## Task instructions
Set down each record exactly as written.

□ □ □ □

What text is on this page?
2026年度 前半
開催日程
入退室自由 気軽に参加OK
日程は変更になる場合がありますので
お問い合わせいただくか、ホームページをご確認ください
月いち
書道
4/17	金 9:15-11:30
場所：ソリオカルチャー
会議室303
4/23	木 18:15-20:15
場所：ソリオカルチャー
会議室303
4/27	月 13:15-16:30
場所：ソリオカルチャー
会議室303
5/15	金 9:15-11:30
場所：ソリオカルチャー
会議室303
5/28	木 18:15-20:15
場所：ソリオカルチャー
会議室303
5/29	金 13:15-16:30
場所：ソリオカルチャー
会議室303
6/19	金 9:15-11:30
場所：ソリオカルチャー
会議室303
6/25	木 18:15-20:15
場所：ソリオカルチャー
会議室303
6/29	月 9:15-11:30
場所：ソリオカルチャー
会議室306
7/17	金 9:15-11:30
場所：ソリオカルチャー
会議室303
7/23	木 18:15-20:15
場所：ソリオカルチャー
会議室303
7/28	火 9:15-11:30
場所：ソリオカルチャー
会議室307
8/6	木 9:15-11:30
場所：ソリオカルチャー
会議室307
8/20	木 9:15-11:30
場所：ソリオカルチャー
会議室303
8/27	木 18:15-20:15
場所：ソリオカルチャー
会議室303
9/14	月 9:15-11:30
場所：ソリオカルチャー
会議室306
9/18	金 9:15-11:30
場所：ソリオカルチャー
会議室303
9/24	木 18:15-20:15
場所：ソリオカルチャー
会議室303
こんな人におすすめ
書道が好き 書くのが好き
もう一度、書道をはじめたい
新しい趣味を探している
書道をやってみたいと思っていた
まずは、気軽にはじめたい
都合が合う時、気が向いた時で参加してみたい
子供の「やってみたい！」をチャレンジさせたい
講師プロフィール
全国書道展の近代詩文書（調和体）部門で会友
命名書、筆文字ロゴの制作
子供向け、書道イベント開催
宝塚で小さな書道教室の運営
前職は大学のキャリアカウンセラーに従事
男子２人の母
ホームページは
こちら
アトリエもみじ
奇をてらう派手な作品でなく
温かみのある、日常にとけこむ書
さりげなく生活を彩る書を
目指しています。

□ □ □ □

## Complete answer
What text is on this page?
2026年度 前半
開催日程
入退室自由 気軽に参加OK
日程は変更になる場合がありますので
お問い合わせいただくか、ホームページをご確認ください
月いち
書道
4/17	金 9:15-11:30
場所：ソリオカルチャー
会議室303
4/23	木 18:15-20:15
場所：ソリオカルチャー
会議室303
4/27	月 13:15-16:30
場所：ソリオカルチャー
会議室303
5/15	金 9:15-11:30
場所：ソリオカルチャー
会議室303
5/28	木 18:15-20:15
場所：ソリオカルチャー
会議室303
5/29	金 13:15-16:30
場所：ソリオカルチャー
会議室303
6/19	金 9:15-11:30
場所：ソリオカルチャー
会議室303
6/25	木 18:15-20:15
場所：ソリオカルチャー
会議室303
6/29	月 9:15-11:30
場所：ソリオカルチャー
会議室306
7/17	金 9:15-11:30
場所：ソリオカルチャー
会議室303
7/23	木 18:15-20:15
場所：ソリオカルチャー
会議室303
7/28	火 9:15-11:30
場所：ソリオカルチャー
会議室307
8/6	木 9:15-11:30
場所：ソリオカルチャー
会議室307
8/20	木 9:15-11:30
場所：ソリオカルチャー
会議室303
8/27	木 18:15-20:15
場所：ソリオカルチャー
会議室303
9/14	月 9:15-11:30
場所：ソリオカルチャー
会議室306
9/18	金 9:15-11:30
場所：ソリオカルチャー
会議室303
9/24	木 18:15-20:15
場所：ソリオカルチャー
会議室303
こんな人におすすめ
書道が好き 書くのが好き
もう一度、書道をはじめたい
新しい趣味を探している
書道をやってみたいと思っていた
まずは、気軽にはじめたい
都合が合う時、気が向いた時で参加してみたい
子供の「やってみたい！」をチャレンジさせたい
講師プロフィール
全国書道展の近代詩文書（調和体）部門で会友
命名書、筆文字ロゴの制作
子供向け、書道イベント開催
宝塚で小さな書道教室の運営
前職は大学のキャリアカウンセラーに従事
男子２人の母
ホームページは
こちら
アトリエもみじ
奇をてらう派手な作品でなく
温かみのある、日常にとけこむ書
さりげなく生活を彩る書を
目指しています。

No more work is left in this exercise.